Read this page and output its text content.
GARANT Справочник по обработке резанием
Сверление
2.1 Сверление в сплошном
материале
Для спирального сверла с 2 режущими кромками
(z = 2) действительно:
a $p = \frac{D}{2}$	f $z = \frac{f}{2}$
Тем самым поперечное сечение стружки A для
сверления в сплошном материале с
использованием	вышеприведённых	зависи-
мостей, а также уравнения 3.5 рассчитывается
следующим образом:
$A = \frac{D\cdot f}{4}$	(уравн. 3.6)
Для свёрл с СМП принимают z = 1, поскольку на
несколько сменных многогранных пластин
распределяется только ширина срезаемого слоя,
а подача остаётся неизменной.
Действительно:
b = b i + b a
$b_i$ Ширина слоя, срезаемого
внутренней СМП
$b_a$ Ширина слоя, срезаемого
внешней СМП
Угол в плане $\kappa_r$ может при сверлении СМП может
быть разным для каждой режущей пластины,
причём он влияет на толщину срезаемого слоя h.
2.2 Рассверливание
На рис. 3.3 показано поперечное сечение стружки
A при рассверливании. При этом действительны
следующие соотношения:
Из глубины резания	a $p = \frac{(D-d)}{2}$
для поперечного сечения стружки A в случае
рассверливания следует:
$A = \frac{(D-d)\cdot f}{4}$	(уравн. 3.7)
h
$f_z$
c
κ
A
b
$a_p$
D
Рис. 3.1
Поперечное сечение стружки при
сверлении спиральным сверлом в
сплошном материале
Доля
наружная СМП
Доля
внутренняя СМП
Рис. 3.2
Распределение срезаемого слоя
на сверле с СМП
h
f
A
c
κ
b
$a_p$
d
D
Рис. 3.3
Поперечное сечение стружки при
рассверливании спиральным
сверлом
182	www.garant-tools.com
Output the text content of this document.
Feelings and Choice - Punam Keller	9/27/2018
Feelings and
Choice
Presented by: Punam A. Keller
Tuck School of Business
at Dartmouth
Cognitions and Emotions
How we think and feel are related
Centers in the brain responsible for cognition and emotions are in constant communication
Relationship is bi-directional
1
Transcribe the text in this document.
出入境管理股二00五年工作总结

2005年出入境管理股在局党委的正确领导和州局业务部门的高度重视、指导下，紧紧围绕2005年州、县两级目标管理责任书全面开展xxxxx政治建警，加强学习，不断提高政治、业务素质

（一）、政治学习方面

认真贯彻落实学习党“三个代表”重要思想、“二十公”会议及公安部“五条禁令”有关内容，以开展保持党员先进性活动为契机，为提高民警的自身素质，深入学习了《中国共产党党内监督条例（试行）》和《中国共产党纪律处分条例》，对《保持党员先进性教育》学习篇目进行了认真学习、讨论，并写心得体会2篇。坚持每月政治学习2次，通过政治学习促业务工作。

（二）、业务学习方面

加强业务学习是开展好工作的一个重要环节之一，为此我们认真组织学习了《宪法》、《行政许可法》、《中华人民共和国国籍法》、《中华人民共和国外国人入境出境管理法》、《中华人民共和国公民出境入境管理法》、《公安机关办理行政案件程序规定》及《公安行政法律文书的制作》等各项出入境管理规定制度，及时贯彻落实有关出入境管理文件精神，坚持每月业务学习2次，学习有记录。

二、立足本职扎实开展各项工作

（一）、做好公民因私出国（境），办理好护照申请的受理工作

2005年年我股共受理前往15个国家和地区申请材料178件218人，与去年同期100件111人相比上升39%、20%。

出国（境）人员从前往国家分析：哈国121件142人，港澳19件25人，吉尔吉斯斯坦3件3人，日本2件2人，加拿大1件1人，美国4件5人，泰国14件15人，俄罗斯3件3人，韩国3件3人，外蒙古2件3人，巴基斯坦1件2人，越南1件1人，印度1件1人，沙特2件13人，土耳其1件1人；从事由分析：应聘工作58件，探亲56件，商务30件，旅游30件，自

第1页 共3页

______

**WHAT NEEDS TO BE DONE**
Transcribe the whole listing with nothing added or left out.

**FULL SOLUTION**
Read this page and output its text content.
GARANT Справочник по обработке резанием
Сверление
2.1 Сверление в сплошном
материале
Для спирального сверла с 2 режущими кромками
(z = 2) действительно:
a $p = \frac{D}{2}$	f $z = \frac{f}{2}$
Тем самым поперечное сечение стружки A для
сверления в сплошном материале с
использованием	вышеприведённых	зависи-
мостей, а также уравнения 3.5 рассчитывается
следующим образом:
$A = \frac{D\cdot f}{4}$	(уравн. 3.6)
Для свёрл с СМП принимают z = 1, поскольку на
несколько сменных многогранных пластин
распределяется только ширина срезаемого слоя,
а подача остаётся неизменной.
Действительно:
b = b i + b a
$b_i$ Ширина слоя, срезаемого
внутренней СМП
$b_a$ Ширина слоя, срезаемого
внешней СМП
Угол в плане $\kappa_r$ может при сверлении СМП может
быть разным для каждой режущей пластины,
причём он влияет на толщину срезаемого слоя h.
2.2 Рассверливание
На рис. 3.3 показано поперечное сечение стружки
A при рассверливании. При этом действительны
следующие соотношения:
Из глубины резания	a $p = \frac{(D-d)}{2}$
для поперечного сечения стружки A в случае
рассверливания следует:
$A = \frac{(D-d)\cdot f}{4}$	(уравн. 3.7)
h
$f_z$
c
κ
A
b
$a_p$
D
Рис. 3.1
Поперечное сечение стружки при
сверлении спиральным сверлом в
сплошном материале
Доля
наружная СМП
Доля
внутренняя СМП
Рис. 3.2
Распределение срезаемого слоя
на сверле с СМП
h
f
A
c
κ
b
$a_p$
d
D
Рис. 3.3
Поперечное сечение стружки при
рассверливании спиральным
сверлом
182	www.garant-tools.com
Output the text content of this document.
Feelings and Choice - Punam Keller	9/27/2018
Feelings and
Choice
Presented by: Punam A. Keller
Tuck School of Business
at Dartmouth
Cognitions and Emotions
How we think and feel are related
Centers in the brain responsible for cognition and emotions are in constant communication
Relationship is bi-directional
1
Transcribe the text in this document.
出入境管理股二00五年工作总结

2005年出入境管理股在局党委的正确领导和州局业务部门的高度重视、指导下，紧紧围绕2005年州、县两级目标管理责任书全面开展xxxxx政治建警，加强学习，不断提高政治、业务素质

（一）、政治学习方面

认真贯彻落实学习党“三个代表”重要思想、“二十公”会议及公安部“五条禁令”有关内容，以开展保持党员先进性活动为契机，为提高民警的自身素质，深入学习了《中国共产党党内监督条例（试行）》和《中国共产党纪律处分条例》，对《保持党员先进性教育》学习篇目进行了认真学习、讨论，并写心得体会2篇。坚持每月政治学习2次，通过政治学习促业务工作。

（二）、业务学习方面

加强业务学习是开展好工作的一个重要环节之一，为此我们认真组织学习了《宪法》、《行政许可法》、《中华人民共和国国籍法》、《中华人民共和国外国人入境出境管理法》、《中华人民共和国公民出境入境管理法》、《公安机关办理行政案件程序规定》及《公安行政法律文书的制作》等各项出入境管理规定制度，及时贯彻落实有关出入境管理文件精神，坚持每月业务学习2次，学习有记录。

二、立足本职扎实开展各项工作

（一）、做好公民因私出国（境），办理好护照申请的受理工作

2005年年我股共受理前往15个国家和地区申请材料178件218人，与去年同期100件111人相比上升39%、20%。

出国（境）人员从前往国家分析：哈国121件142人，港澳19件25人，吉尔吉斯斯坦3件3人，日本2件2人，加拿大1件1人，美国4件5人，泰国14件15人，俄罗斯3件3人，韩国3件3人，外蒙古2件3人，巴基斯坦1件2人，越南1件1人，印度1件1人，沙特2件13人，土耳其1件1人；从事由分析：应聘工作58件，探亲56件，商务30件，旅游30件，自

第1页 共3页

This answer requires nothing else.